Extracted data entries

-- begin --

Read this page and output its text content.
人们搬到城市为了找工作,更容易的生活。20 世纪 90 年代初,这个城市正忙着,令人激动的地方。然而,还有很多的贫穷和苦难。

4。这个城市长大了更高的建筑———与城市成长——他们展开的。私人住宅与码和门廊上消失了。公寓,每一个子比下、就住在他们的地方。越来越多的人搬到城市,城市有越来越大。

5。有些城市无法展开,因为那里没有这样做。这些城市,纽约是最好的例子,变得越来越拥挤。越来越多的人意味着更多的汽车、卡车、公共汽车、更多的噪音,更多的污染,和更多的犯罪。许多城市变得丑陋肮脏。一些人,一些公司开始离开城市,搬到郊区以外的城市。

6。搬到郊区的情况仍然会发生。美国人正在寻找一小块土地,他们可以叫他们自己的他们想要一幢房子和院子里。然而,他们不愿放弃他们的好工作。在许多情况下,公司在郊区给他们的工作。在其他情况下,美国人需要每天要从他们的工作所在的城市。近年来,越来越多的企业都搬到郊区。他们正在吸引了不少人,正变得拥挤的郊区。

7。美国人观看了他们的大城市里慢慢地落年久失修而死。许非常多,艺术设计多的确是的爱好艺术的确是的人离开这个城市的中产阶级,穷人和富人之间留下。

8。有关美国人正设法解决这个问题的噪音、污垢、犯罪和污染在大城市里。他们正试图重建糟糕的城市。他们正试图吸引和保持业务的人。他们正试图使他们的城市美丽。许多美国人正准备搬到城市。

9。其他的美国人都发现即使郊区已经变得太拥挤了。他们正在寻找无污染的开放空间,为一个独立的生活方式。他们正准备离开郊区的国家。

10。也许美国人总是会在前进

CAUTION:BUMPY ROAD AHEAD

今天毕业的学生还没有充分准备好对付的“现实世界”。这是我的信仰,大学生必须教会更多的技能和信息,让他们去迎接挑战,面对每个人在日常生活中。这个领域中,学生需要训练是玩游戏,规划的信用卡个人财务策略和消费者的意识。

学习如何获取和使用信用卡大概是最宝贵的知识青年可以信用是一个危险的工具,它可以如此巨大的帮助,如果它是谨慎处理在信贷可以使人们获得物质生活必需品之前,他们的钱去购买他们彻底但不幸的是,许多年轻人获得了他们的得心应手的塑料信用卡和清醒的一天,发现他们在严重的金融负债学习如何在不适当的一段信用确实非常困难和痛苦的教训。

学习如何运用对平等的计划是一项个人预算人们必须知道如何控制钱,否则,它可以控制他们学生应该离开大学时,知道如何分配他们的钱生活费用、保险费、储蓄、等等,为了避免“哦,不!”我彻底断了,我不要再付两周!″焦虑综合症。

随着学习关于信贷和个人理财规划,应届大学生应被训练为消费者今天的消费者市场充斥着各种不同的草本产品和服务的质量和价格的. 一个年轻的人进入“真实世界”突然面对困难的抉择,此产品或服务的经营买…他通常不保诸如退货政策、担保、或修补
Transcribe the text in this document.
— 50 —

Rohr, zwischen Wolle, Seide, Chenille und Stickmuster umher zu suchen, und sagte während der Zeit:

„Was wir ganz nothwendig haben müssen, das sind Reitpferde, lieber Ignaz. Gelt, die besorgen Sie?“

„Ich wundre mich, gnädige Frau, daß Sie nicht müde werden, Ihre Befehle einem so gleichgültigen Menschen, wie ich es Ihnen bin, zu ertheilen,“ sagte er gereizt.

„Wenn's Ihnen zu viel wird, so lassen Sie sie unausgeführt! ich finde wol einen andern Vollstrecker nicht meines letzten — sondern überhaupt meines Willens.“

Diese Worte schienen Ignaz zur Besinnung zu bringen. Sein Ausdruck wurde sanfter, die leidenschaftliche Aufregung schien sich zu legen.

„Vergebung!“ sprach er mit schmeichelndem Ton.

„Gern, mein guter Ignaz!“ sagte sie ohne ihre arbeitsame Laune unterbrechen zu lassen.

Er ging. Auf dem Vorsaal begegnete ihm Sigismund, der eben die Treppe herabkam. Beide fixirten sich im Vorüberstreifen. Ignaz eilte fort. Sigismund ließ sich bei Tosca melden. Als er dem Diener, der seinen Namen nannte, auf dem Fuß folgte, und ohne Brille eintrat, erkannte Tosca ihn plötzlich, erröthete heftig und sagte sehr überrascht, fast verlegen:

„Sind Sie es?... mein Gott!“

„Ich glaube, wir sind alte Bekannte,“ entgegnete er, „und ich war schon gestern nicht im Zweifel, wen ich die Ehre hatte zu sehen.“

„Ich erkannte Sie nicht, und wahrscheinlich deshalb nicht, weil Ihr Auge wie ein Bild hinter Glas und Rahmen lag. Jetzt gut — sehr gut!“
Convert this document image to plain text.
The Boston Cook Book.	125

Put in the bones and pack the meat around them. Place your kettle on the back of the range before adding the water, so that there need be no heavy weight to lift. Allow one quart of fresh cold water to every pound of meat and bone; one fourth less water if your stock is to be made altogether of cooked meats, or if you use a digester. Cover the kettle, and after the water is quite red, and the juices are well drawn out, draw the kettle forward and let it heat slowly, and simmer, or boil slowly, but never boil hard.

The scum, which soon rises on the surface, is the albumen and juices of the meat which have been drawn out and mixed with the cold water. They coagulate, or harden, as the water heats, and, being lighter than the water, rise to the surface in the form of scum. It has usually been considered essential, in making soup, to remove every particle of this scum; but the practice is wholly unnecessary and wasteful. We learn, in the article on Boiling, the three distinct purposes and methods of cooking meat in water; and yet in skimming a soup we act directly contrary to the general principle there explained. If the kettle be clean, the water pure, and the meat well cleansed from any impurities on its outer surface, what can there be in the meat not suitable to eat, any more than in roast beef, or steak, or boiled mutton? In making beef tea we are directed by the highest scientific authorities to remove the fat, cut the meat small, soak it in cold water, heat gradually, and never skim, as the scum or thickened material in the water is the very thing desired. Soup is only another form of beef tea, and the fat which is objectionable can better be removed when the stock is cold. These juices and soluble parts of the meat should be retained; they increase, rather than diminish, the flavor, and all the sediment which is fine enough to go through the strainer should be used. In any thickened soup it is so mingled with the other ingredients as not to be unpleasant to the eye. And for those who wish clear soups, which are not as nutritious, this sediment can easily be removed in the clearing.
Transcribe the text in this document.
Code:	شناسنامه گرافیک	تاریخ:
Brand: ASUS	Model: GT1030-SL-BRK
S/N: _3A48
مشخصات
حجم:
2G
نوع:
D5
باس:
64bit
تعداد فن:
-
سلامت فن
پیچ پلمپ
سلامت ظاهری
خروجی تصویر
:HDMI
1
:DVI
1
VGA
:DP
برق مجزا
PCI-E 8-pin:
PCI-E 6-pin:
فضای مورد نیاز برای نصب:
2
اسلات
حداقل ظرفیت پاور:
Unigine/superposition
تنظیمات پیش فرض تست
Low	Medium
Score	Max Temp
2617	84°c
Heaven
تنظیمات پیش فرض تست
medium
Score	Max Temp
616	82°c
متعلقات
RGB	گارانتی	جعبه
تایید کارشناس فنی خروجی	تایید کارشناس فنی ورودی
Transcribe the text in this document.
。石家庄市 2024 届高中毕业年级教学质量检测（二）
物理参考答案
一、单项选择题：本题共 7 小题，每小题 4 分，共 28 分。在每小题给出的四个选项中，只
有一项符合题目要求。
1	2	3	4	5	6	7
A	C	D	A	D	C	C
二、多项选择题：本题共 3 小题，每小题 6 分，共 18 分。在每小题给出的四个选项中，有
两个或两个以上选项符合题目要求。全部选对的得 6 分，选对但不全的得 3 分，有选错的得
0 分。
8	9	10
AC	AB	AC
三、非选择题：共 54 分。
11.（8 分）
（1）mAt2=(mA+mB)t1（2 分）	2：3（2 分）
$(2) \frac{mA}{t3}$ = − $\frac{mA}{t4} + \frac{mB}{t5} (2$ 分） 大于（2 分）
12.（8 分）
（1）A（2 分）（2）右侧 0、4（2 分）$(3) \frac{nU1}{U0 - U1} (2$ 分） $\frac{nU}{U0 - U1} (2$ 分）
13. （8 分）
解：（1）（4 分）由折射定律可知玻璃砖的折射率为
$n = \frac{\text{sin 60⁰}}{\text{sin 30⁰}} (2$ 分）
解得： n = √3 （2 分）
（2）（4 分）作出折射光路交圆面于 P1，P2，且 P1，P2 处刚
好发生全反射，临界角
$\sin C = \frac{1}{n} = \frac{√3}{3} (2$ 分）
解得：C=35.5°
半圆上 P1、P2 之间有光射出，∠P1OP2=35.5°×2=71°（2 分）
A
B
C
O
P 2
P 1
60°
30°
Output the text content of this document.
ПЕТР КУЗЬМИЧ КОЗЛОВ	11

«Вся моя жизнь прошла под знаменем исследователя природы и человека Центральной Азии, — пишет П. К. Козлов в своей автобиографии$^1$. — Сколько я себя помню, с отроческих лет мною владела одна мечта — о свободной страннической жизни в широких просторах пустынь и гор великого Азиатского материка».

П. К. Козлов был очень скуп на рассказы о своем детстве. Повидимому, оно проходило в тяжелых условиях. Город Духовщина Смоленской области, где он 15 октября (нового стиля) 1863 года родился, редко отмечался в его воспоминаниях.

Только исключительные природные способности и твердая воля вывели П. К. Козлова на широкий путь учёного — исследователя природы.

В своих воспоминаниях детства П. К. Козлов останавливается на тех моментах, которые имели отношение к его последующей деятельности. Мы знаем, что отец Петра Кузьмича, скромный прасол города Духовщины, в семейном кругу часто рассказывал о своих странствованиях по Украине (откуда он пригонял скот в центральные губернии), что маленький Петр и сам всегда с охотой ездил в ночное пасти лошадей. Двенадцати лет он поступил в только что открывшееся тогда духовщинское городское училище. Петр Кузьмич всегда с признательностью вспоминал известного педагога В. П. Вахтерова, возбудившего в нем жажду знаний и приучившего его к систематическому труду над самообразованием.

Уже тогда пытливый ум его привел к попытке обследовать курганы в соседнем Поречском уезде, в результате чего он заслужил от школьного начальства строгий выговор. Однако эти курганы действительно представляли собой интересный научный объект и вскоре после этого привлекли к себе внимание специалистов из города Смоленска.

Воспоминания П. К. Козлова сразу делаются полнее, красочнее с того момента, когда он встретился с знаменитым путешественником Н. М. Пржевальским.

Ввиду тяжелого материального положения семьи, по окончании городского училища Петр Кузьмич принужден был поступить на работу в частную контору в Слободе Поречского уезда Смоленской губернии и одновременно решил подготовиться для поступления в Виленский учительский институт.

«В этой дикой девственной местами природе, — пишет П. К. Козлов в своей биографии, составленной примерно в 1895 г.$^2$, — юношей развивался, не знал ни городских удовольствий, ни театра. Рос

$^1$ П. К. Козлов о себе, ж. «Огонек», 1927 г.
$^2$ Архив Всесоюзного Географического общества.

-- end --

== Short problem ==
Above are some records. Report the number of their lines that include "content", and add nothing else.

== Result ==
2